### Brief
Answer these questions from the text on the Fungal Genetics Stock Center below:
(a) At which institution was the FGSC founded in 1960?
(b) How many cultures did the FGSC distribute from January 1998 to December 2018?
(c) Who has been Director since 2014?
(Text for analysis begins)
= Fungal Genetics Stock Center =

US institute for research into fungi

Established in 1960, the Fungal Genetics Stock Center is the main open repository for genetically characterized fungi. The FGSC is a member of the World Federation for Culture Collections and is a leading collection in the US Culture Collection Network Research Coordination Network .

==Holdings==
The FGSC distributes strains of Neurospora and Aspergillus, as well as limited numbers of Fusarium, Magnaporthe and many strains from current fungal genome projects.

In the 1980s and 1990s the FGSC added molecular materials including cloned genes, cloning vectors and gene libraries to the collection.

As more fungal genomes have been sequenced, the FGSC has re-evaluated the definition of a genetic system. This has led them to expand the collection, with additional materials including strains from genome programs and mutant collections for organisms such as Neurospora crassa, Aspergillus nidulans, Cryptococcus neoformans, and Candida albicans.

As a genetic repository, the FGSC has always endeavored to represent the diversity of genetic materials available. To that end, they hold large numbers of strains of a few different species. More specifically, strains from 76 different species representing 23 different genera. Of these, there are more than ten strains for only nineteen different species.
These strains have been deposited by 310 different individuals, 64 of whom have deposited only one strain. The FGSC also holds a number of non-accessioned strains including the wild-type strain collection of Dr. David Perkins as well as Neurospora strains from a number of other researchers who have retired. These are held with the understanding that they will keep them as long as space is available. They are not curated and are available on an as-is basis. Other strain collections include Allomyces (pdf), Aspergillus niger, Ustilago madis, and Neurospora strains from the historical Tatum lab collection

==Distribution==
In the period from January 1998 to December 2018, the FGSC distributed over 630,000 cultures including nearly 5,000 individual mutants and over 20,000 gene deletion mutants arrayed in 96-well format. Since the development of the FGSC database in 1987, the FGSC has sent out over 650,000 strains.

==History==
The FGSC was founded in 1960 at Dartmouth College with a grant from the US National Science Foundation. Dr. R. Barratt was the first Director of the FGSC. The FGSC has moved three times since then and has been housed at Humboldt State University, the University of Kansas Medical Center the University of Missouri–Kansas City, and since 2014, Kansas State University . At KU Med Center Dr. J. Kinsey was director and he worked on genetics of amino acid metabolism and later identified the transposon "Tad" in a Neurospora crassa strain from Adiopodoume, Ivory Coast. At UMKC, Dr. Michael Plamann who worked on cytoskeleton dynamics was the director. Since 2014, Dr. John Leslie of the Kansas State University Department of Plant Pathology has been Director.
(Text for analysis ends)
(Information provided begins)
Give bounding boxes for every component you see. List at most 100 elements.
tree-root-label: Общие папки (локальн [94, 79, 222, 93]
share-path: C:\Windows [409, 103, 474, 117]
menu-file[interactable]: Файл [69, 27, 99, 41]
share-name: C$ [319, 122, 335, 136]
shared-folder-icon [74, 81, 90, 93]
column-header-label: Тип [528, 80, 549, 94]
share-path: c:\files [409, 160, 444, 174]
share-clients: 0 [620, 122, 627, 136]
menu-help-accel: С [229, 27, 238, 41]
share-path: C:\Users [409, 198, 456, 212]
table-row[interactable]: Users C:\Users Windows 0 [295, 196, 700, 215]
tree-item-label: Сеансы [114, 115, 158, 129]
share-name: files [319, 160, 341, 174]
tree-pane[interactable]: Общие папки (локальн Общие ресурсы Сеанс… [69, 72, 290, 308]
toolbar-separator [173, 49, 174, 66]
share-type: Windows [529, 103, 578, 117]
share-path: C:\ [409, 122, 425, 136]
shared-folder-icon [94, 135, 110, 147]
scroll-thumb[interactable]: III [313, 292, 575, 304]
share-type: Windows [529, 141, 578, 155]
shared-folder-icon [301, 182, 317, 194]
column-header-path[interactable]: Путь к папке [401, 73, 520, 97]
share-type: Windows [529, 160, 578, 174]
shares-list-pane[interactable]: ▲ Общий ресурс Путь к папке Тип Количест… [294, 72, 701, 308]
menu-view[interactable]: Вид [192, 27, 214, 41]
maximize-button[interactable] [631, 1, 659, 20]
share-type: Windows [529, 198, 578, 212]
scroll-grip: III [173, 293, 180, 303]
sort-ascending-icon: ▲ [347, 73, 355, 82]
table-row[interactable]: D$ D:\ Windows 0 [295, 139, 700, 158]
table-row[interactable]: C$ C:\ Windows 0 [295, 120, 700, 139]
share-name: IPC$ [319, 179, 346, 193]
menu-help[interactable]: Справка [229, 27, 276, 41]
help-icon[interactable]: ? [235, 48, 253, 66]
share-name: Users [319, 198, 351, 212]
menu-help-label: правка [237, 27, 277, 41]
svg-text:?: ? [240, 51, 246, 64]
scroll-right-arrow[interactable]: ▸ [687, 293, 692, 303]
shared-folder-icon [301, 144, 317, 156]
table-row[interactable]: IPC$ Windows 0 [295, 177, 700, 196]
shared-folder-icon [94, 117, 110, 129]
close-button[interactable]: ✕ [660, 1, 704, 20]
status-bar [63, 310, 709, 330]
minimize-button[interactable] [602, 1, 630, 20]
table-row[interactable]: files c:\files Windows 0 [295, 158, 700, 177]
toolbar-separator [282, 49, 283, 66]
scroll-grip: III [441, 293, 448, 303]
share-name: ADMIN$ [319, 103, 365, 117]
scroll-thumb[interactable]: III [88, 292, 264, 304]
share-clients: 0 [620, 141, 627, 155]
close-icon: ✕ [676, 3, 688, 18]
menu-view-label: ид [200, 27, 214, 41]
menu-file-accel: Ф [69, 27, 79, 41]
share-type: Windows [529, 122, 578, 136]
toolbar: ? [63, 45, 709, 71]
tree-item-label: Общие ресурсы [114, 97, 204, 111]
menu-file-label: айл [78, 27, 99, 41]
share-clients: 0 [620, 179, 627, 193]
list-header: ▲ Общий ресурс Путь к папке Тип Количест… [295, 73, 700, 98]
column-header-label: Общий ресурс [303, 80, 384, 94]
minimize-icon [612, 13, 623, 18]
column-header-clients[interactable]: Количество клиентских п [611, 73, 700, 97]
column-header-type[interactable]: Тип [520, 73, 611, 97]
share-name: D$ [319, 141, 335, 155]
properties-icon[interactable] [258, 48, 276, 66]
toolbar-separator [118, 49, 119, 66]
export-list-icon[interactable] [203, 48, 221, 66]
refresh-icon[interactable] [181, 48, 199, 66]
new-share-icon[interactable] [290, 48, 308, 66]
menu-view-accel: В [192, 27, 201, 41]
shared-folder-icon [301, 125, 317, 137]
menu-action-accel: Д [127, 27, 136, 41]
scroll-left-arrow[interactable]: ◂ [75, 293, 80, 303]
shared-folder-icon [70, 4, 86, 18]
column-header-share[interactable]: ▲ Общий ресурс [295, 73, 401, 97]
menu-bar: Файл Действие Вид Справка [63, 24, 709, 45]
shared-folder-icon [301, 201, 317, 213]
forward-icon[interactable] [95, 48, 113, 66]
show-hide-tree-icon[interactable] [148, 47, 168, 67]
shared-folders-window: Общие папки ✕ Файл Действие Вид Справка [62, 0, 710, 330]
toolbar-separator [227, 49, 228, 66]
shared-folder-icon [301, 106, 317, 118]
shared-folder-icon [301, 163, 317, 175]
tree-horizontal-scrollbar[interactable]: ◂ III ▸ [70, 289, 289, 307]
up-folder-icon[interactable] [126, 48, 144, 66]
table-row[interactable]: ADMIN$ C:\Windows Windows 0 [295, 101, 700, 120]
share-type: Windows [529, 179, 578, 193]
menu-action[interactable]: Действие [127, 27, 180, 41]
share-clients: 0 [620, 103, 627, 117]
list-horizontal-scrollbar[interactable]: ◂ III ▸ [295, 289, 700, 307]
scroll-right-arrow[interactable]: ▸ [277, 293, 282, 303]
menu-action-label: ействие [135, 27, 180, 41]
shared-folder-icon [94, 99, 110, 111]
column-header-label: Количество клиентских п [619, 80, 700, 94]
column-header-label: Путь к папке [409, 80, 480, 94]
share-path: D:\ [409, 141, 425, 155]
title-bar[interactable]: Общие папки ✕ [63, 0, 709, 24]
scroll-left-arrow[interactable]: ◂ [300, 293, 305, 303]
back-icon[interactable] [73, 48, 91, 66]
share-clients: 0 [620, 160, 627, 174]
(Information provided ends)
### Solution to this exercise
(a) Dartmouth College
(b) Over 630,000
(c) Dr. John Leslie of the Kansas State University Department of Plant Pathology